--- BEGIN Task inputs ---
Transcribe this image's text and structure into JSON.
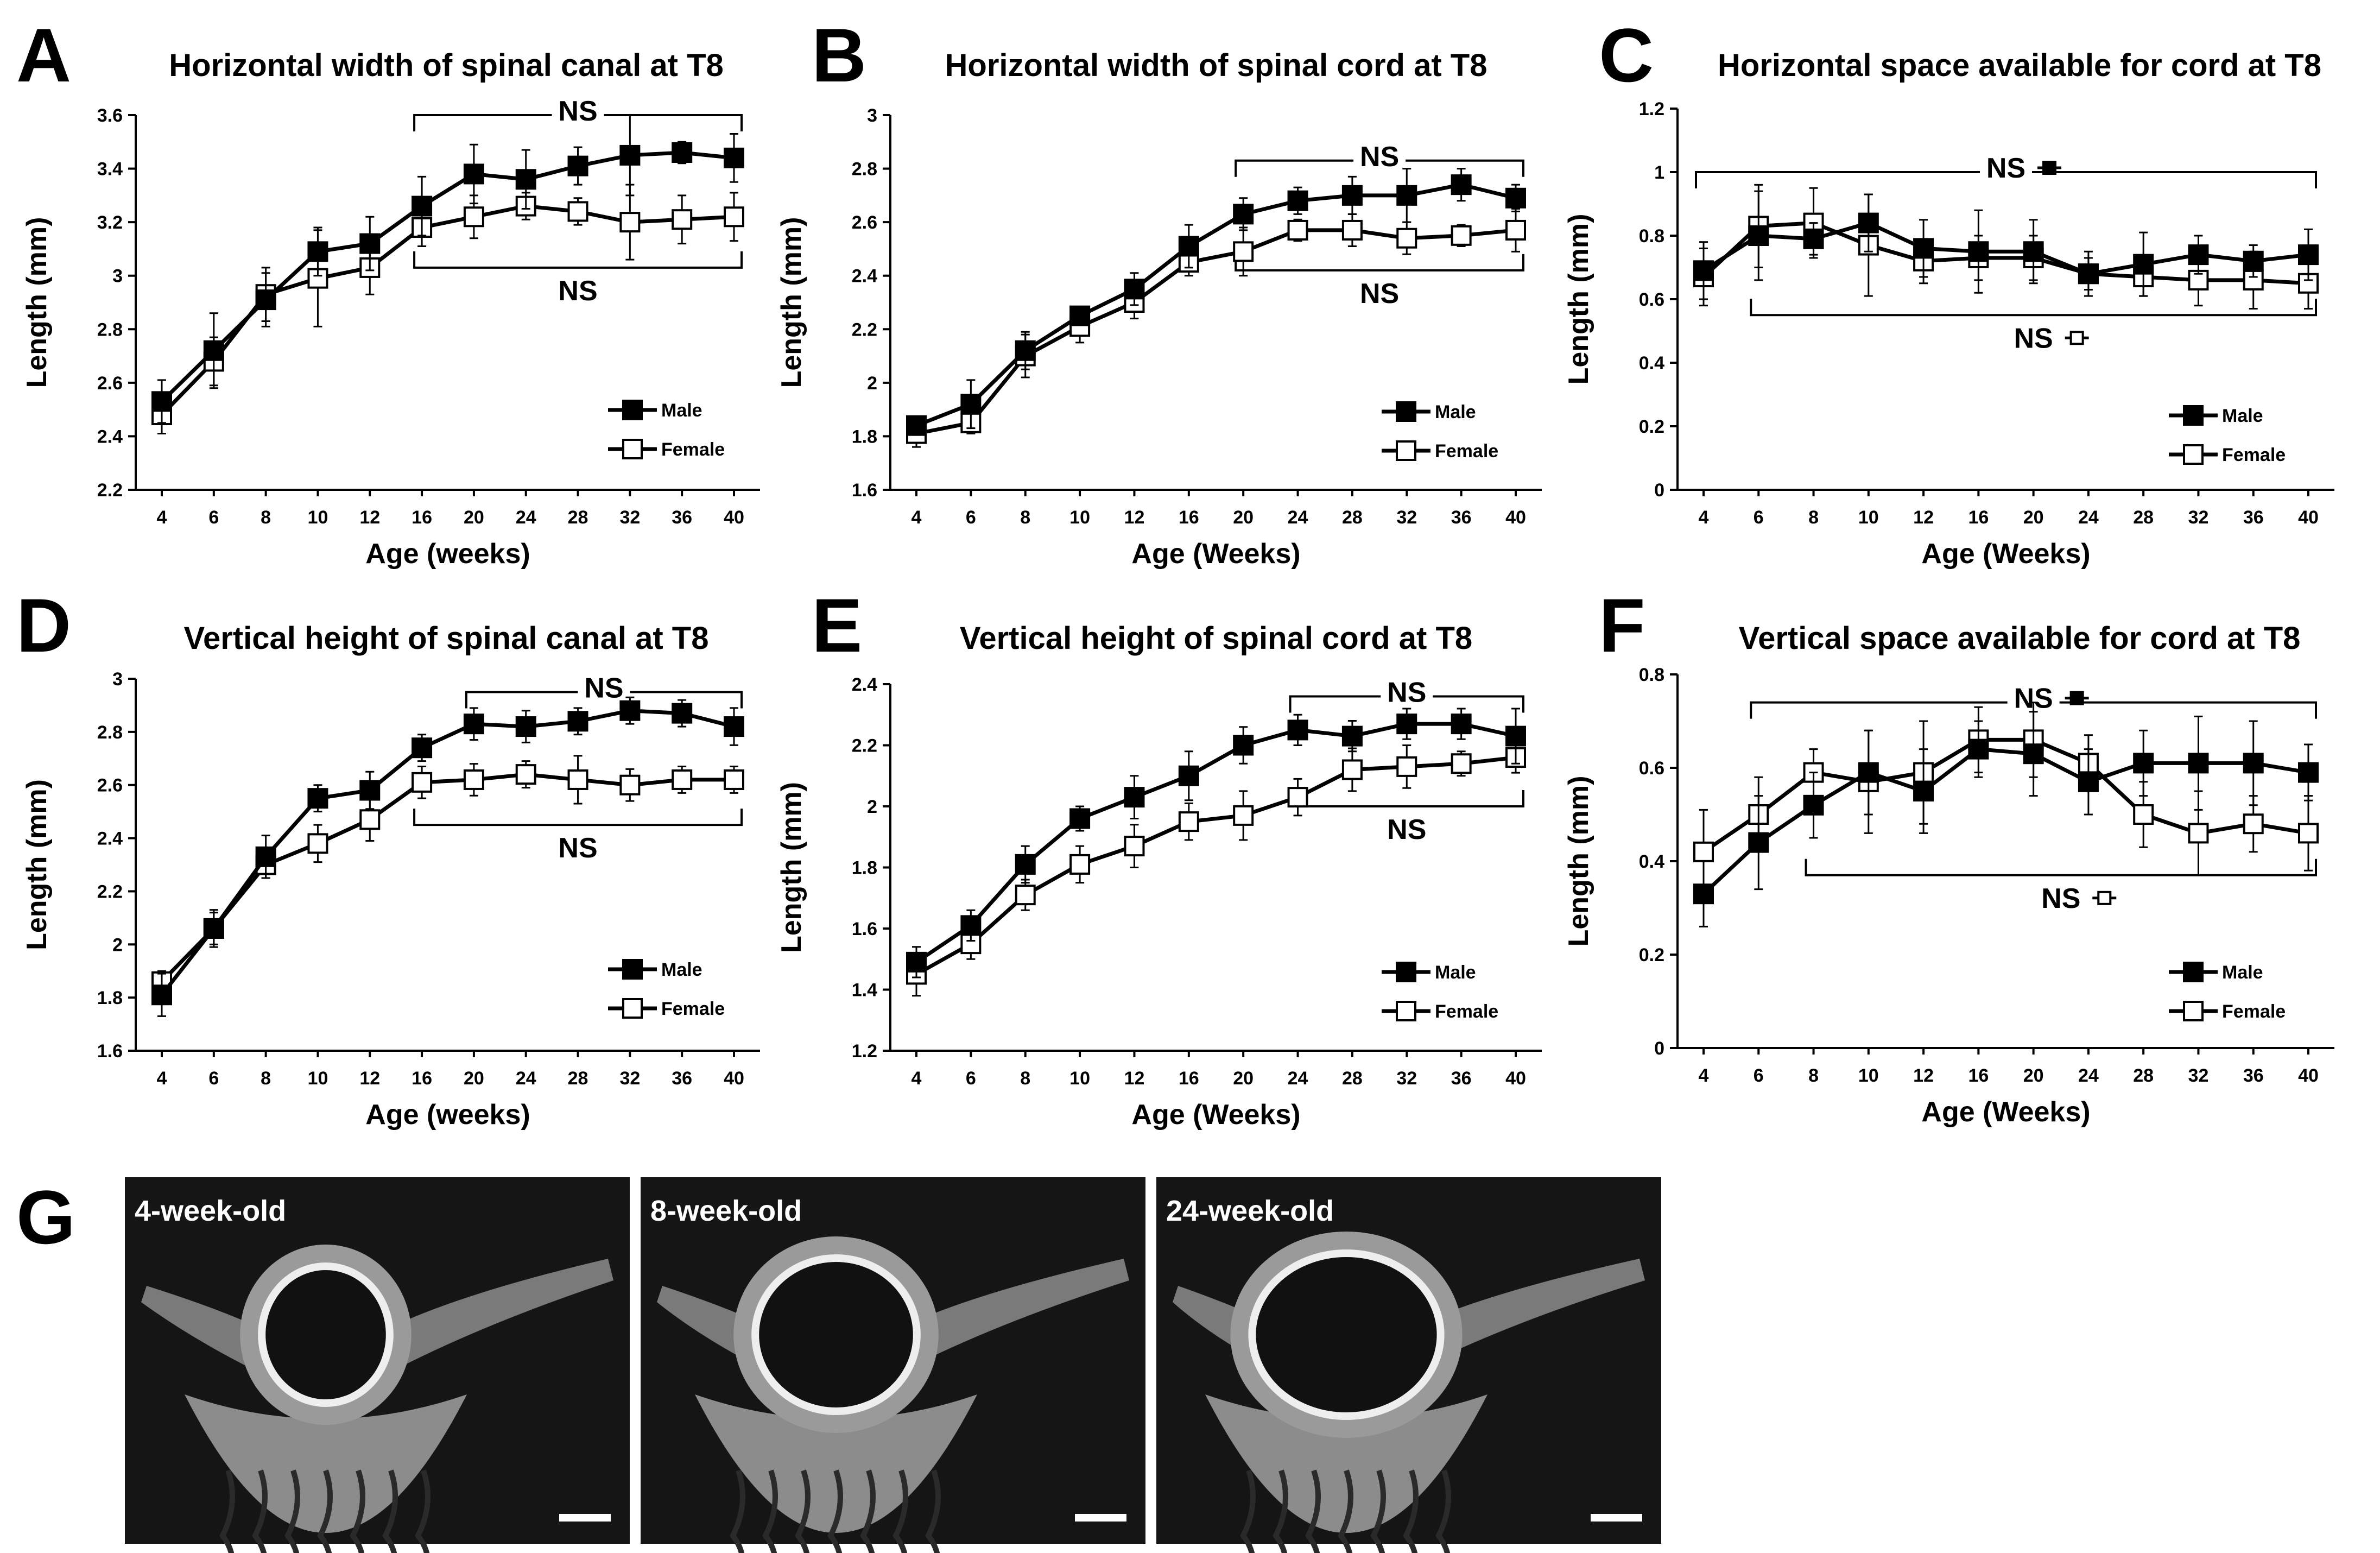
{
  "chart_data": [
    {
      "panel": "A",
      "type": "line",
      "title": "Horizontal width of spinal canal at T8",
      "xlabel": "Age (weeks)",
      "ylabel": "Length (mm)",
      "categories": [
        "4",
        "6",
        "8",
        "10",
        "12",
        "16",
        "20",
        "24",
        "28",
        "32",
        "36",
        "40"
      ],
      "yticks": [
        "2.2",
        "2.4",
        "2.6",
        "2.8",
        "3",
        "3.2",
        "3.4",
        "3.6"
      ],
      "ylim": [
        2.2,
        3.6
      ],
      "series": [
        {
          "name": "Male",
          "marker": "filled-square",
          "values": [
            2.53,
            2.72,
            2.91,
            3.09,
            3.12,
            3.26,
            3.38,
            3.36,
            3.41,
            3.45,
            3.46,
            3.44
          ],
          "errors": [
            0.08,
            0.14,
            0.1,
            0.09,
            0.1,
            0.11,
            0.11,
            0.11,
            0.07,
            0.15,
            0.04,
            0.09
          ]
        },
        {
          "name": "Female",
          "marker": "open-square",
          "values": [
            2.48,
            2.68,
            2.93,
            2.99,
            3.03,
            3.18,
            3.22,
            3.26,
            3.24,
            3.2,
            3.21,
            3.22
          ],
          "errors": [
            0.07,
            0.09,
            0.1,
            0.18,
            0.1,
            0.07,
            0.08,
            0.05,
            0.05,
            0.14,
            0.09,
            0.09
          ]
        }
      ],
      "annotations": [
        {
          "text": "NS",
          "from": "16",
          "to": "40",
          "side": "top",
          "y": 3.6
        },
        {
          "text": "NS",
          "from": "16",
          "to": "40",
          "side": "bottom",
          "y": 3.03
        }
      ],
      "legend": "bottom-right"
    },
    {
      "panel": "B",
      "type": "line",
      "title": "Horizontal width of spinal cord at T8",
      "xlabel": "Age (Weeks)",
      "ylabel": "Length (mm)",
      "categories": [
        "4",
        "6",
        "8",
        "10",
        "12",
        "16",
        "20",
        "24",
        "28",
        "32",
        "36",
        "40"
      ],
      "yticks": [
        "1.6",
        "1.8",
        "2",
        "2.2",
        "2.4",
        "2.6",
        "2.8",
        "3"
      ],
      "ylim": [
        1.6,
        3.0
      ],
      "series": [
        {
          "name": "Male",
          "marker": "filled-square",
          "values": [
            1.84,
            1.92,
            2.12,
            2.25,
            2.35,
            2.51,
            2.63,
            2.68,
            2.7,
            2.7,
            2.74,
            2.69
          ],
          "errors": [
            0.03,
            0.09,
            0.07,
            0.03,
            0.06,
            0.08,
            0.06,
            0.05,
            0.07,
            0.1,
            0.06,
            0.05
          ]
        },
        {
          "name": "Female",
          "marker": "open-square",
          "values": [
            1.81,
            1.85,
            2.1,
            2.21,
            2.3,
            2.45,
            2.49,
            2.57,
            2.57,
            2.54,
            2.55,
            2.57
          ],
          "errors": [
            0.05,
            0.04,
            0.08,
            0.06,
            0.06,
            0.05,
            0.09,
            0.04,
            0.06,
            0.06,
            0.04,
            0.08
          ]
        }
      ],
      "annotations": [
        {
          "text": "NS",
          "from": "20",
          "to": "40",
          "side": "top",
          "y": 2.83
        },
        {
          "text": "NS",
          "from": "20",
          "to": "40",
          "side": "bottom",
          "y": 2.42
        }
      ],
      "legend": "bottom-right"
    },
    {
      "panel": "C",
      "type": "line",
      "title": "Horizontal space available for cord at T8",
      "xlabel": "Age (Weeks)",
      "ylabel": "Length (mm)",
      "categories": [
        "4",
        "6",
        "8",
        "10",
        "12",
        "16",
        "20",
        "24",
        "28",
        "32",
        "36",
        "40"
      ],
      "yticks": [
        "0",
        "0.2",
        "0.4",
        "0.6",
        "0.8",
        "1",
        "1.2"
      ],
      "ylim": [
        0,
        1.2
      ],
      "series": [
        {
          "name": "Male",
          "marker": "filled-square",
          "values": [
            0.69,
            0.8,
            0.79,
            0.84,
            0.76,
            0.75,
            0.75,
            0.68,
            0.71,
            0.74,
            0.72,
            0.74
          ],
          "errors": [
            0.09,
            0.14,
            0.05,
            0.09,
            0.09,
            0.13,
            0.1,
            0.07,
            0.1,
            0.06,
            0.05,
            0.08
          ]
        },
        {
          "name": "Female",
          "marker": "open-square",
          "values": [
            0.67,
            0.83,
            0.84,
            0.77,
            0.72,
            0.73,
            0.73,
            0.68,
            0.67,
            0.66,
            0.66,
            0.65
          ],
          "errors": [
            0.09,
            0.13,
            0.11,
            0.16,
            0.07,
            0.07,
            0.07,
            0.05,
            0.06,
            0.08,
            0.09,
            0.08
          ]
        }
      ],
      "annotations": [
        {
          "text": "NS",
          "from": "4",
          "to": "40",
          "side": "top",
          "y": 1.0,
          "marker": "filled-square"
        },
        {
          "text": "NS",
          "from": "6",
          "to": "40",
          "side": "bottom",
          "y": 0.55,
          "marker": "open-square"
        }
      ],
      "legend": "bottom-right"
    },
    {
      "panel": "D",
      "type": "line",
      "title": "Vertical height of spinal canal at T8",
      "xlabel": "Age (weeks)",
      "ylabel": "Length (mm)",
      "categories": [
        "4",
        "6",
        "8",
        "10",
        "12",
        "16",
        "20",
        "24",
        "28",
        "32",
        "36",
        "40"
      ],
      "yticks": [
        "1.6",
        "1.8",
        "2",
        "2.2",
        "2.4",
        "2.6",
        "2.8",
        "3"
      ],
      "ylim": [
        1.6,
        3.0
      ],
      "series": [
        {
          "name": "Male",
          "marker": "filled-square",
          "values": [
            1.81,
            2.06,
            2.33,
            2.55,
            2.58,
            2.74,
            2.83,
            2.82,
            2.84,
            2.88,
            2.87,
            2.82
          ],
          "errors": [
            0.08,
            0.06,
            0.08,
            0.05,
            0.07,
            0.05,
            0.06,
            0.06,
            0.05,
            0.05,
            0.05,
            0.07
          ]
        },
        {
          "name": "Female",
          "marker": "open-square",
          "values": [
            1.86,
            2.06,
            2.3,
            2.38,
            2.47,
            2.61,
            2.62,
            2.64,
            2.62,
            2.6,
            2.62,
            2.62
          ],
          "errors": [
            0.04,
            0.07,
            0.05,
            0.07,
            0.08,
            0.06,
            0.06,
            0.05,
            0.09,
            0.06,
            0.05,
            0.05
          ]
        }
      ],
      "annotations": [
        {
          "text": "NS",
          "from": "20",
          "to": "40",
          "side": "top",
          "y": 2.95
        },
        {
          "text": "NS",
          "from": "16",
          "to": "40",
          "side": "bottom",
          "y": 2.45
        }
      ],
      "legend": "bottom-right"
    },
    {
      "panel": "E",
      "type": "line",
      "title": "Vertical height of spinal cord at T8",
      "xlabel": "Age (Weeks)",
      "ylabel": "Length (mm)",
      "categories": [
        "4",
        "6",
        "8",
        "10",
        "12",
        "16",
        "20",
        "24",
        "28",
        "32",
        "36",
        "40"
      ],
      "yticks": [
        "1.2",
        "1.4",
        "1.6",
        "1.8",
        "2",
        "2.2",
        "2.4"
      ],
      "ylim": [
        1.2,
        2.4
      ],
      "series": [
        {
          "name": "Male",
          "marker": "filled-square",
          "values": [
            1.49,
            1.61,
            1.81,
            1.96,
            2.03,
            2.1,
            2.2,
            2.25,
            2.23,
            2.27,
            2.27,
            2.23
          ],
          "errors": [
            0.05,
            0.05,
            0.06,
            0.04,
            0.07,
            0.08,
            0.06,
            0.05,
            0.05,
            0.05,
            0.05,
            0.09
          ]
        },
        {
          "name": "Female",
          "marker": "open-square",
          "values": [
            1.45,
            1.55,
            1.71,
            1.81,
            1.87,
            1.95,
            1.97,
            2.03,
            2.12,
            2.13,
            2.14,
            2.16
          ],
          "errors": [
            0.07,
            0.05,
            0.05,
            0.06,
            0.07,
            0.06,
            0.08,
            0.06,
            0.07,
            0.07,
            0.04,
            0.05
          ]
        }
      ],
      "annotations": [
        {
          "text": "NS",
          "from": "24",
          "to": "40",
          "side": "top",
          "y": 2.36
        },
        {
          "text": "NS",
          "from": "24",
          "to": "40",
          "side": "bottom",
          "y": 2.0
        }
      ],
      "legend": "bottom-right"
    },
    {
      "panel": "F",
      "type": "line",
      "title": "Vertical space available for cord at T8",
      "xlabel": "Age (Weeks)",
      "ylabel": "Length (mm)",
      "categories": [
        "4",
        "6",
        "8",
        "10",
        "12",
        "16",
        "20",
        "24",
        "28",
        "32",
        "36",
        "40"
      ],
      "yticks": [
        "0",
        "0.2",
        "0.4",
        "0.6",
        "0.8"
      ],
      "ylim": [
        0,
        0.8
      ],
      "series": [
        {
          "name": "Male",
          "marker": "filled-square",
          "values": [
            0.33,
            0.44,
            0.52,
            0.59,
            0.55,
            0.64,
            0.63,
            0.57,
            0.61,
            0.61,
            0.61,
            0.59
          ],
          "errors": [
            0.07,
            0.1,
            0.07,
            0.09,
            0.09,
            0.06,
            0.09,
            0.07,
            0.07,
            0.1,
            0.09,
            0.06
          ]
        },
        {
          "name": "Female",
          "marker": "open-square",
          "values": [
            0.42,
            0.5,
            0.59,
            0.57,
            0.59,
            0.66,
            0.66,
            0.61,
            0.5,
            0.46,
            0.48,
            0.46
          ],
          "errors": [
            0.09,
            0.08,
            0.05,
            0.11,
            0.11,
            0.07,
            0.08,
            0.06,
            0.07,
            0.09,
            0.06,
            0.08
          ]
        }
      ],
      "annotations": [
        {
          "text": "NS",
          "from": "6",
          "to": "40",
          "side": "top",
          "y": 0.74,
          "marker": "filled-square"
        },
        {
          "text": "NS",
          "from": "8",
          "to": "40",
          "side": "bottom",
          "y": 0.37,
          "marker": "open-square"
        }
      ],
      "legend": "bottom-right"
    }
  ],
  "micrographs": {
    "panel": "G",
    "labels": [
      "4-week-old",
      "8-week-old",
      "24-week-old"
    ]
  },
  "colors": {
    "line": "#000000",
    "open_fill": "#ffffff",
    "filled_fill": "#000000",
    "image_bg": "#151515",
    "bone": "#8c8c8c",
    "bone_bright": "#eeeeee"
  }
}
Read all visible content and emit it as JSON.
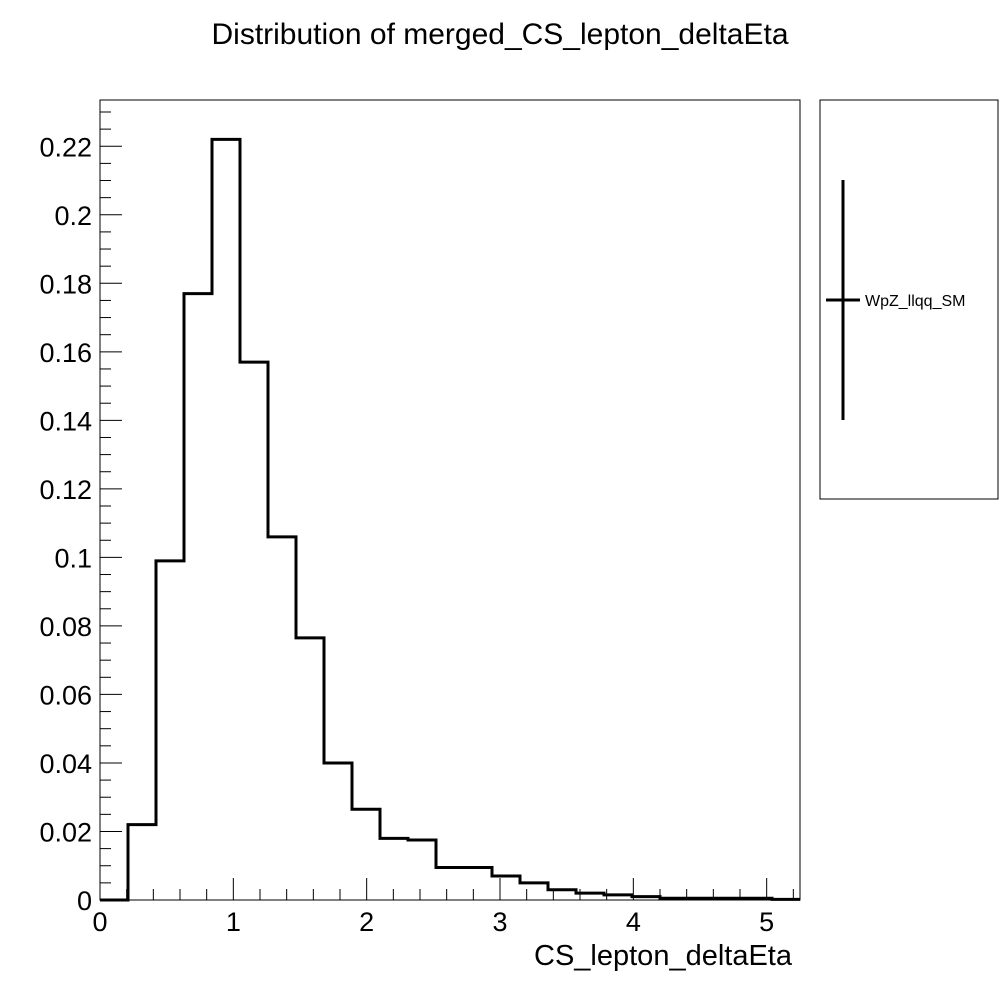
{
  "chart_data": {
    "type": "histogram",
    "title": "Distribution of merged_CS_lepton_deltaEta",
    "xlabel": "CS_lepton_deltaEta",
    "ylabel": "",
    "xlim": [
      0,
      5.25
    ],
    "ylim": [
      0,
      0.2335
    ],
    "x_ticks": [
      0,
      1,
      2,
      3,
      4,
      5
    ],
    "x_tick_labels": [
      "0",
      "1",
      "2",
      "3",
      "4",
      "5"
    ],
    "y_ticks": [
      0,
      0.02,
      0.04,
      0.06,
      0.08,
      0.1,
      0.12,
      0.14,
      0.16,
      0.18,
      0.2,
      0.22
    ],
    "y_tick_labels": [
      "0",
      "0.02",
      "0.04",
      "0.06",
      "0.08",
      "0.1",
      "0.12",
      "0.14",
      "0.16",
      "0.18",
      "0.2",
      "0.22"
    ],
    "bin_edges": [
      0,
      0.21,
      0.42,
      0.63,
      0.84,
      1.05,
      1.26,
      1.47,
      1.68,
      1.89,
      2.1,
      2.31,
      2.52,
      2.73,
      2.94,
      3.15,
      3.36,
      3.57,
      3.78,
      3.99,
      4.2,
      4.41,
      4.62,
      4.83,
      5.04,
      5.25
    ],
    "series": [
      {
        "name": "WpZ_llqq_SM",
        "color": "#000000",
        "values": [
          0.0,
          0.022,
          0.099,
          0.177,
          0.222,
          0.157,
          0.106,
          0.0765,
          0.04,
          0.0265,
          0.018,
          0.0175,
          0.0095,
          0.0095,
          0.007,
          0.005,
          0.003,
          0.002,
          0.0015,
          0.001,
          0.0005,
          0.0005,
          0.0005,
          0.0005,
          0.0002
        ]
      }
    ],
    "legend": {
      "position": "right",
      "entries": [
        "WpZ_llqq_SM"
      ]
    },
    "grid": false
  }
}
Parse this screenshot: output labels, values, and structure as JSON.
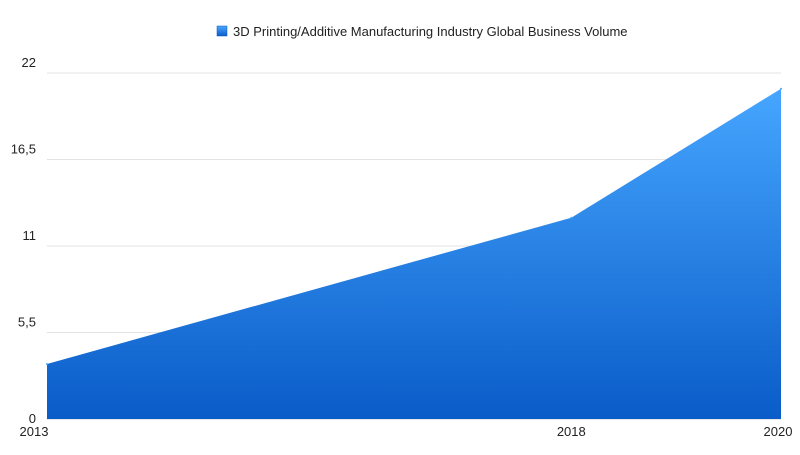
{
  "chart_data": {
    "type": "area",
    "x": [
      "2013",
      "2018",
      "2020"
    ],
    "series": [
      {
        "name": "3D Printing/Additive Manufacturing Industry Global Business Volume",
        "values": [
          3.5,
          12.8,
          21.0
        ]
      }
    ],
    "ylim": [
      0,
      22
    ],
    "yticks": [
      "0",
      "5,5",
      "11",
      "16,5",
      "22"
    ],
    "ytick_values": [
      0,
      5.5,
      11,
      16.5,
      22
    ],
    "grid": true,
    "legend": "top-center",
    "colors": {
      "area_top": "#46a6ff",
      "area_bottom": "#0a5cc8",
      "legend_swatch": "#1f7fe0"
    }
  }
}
--- END Task inputs ---
Directions:
Above are several records. Count the lines among them that contain "Vertical" and give only the total.

Output of the task:
3